__EXERCISE DETAILS__
Present every line in which the string "Nursing" appears.

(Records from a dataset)
+++++
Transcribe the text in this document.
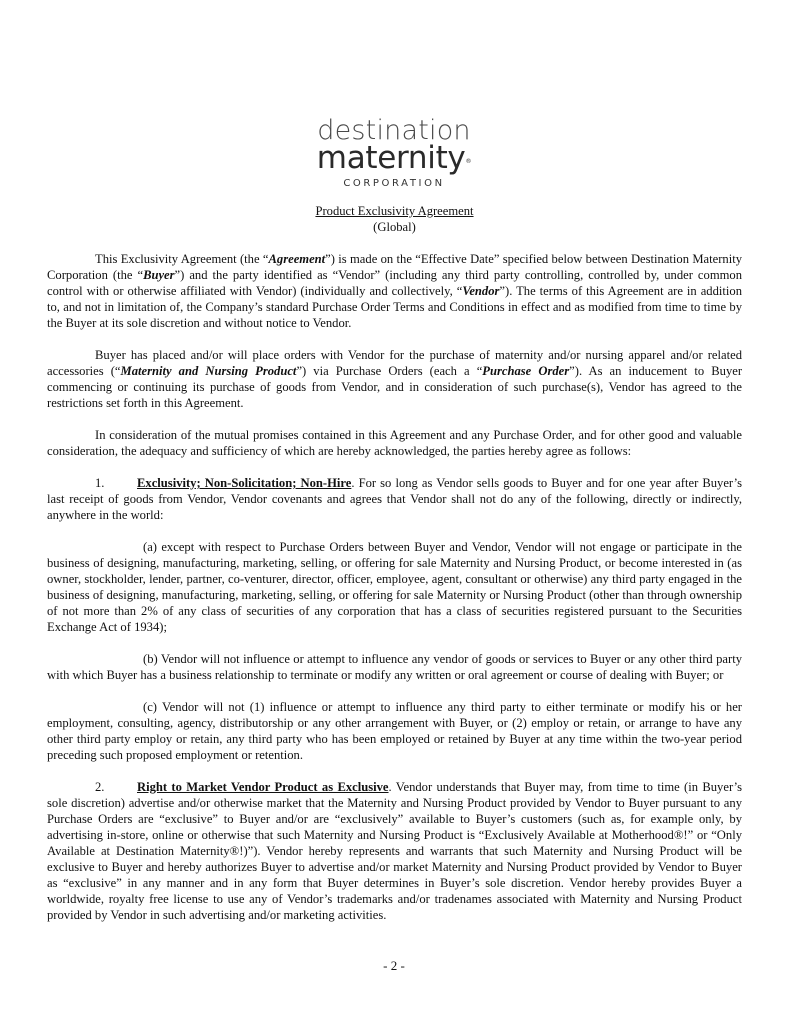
destination
maternity®
CORPORATION
Product Exclusivity Agreement
(Global)

This Exclusivity Agreement (the “Agreement”) is made on the “Effective Date” specified below between Destination Maternity Corporation (the “Buyer”) and the party identified as “Vendor” (including any third party controlling, controlled by, under common control with or otherwise affiliated with Vendor) (individually and collectively, “Vendor”). The terms of this Agreement are in addition to, and not in limitation of, the Company’s standard Purchase Order Terms and Conditions in effect and as modified from time to time by the Buyer at its sole discretion and without notice to Vendor.

Buyer has placed and/or will place orders with Vendor for the purchase of maternity and/or nursing apparel and/or related accessories (“Maternity and Nursing Product”) via Purchase Orders (each a “Purchase Order”). As an inducement to Buyer commencing or continuing its purchase of goods from Vendor, and in consideration of such purchase(s), Vendor has agreed to the restrictions set forth in this Agreement.

In consideration of the mutual promises contained in this Agreement and any Purchase Order, and for other good and valuable consideration, the adequacy and sufficiency of which are hereby acknowledged, the parties hereby agree as follows:

1.	Exclusivity; Non-Solicitation; Non-Hire. For so long as Vendor sells goods to Buyer and for one year after Buyer’s last receipt of goods from Vendor, Vendor covenants and agrees that Vendor shall not do any of the following, directly or indirectly, anywhere in the world:

(a) except with respect to Purchase Orders between Buyer and Vendor, Vendor will not engage or participate in the business of designing, manufacturing, marketing, selling, or offering for sale Maternity and Nursing Product, or become interested in (as owner, stockholder, lender, partner, co-venturer, director, officer, employee, agent, consultant or otherwise) any third party engaged in the business of designing, manufacturing, marketing, selling, or offering for sale Maternity or Nursing Product (other than through ownership of not more than 2% of any class of securities of any corporation that has a class of securities registered pursuant to the Securities Exchange Act of 1934);

(b) Vendor will not influence or attempt to influence any vendor of goods or services to Buyer or any other third party with which Buyer has a business relationship to terminate or modify any written or oral agreement or course of dealing with Buyer; or

(c) Vendor will not (1) influence or attempt to influence any third party to either terminate or modify his or her employment, consulting, agency, distributorship or any other arrangement with Buyer, or (2) employ or retain, or arrange to have any other third party employ or retain, any third party who has been employed or retained by Buyer at any time within the two-year period preceding such proposed employment or retention.

2.	Right to Market Vendor Product as Exclusive. Vendor understands that Buyer may, from time to time (in Buyer’s sole discretion) advertise and/or otherwise market that the Maternity and Nursing Product provided by Vendor to Buyer pursuant to any Purchase Orders are “exclusive” to Buyer and/or are “exclusively” available to Buyer’s customers (such as, for example only, by advertising in-store, online or otherwise that such Maternity and Nursing Product is “Exclusively Available at Motherhood®!” or “Only Available at Destination Maternity®!)”). Vendor hereby represents and warrants that such Maternity and Nursing Product will be exclusive to Buyer and hereby authorizes Buyer to advertise and/or market Maternity and Nursing Product provided by Vendor to Buyer as “exclusive” in any manner and in any form that Buyer determines in Buyer’s sole discretion. Vendor hereby provides Buyer a worldwide, royalty free license to use any of Vendor’s trademarks and/or tradenames associated with Maternity and Nursing Product provided by Vendor in such advertising and/or marketing activities.

- 2 -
+++++
__RESULT FOR THIS TASK__
Buyer has placed and/or will place orders with Vendor for the purchase of maternity and/or nursing apparel and/or related accessories (“Maternity and Nursing Product”) via Purchase Orders (each a “Purchase Order”). As an inducement to Buyer commencing or continuing its purchase of goods from Vendor, and in consideration of such purchase(s), Vendor has agreed to the restrictions set forth in this Agreement.
(a) except with respect to Purchase Orders between Buyer and Vendor, Vendor will not engage or participate in the business of designing, manufacturing, marketing, selling, or offering for sale Maternity and Nursing Product, or become interested in (as owner, stockholder, lender, partner, co-venturer, director, officer, employee, agent, consultant or otherwise) any third party engaged in the business of designing, manufacturing, marketing, selling, or offering for sale Maternity or Nursing Product (other than through ownership of not more than 2% of any class of securities of any corporation that has a class of securities registered pursuant to the Securities Exchange Act of 1934);
2.	Right to Market Vendor Product as Exclusive. Vendor understands that Buyer may, from time to time (in Buyer’s sole discretion) advertise and/or otherwise market that the Maternity and Nursing Product provided by Vendor to Buyer pursuant to any Purchase Orders are “exclusive” to Buyer and/or are “exclusively” available to Buyer’s customers (such as, for example only, by advertising in-store, online or otherwise that such Maternity and Nursing Product is “Exclusively Available at Motherhood®!” or “Only Available at Destination Maternity®!)”). Vendor hereby represents and warrants that such Maternity and Nursing Product will be exclusive to Buyer and hereby authorizes Buyer to advertise and/or market Maternity and Nursing Product provided by Vendor to Buyer as “exclusive” in any manner and in any form that Buyer determines in Buyer’s sole discretion. Vendor hereby provides Buyer a worldwide, royalty free license to use any of Vendor’s trademarks and/or tradenames associated with Maternity and Nursing Product provided by Vendor in such advertising and/or marketing activities.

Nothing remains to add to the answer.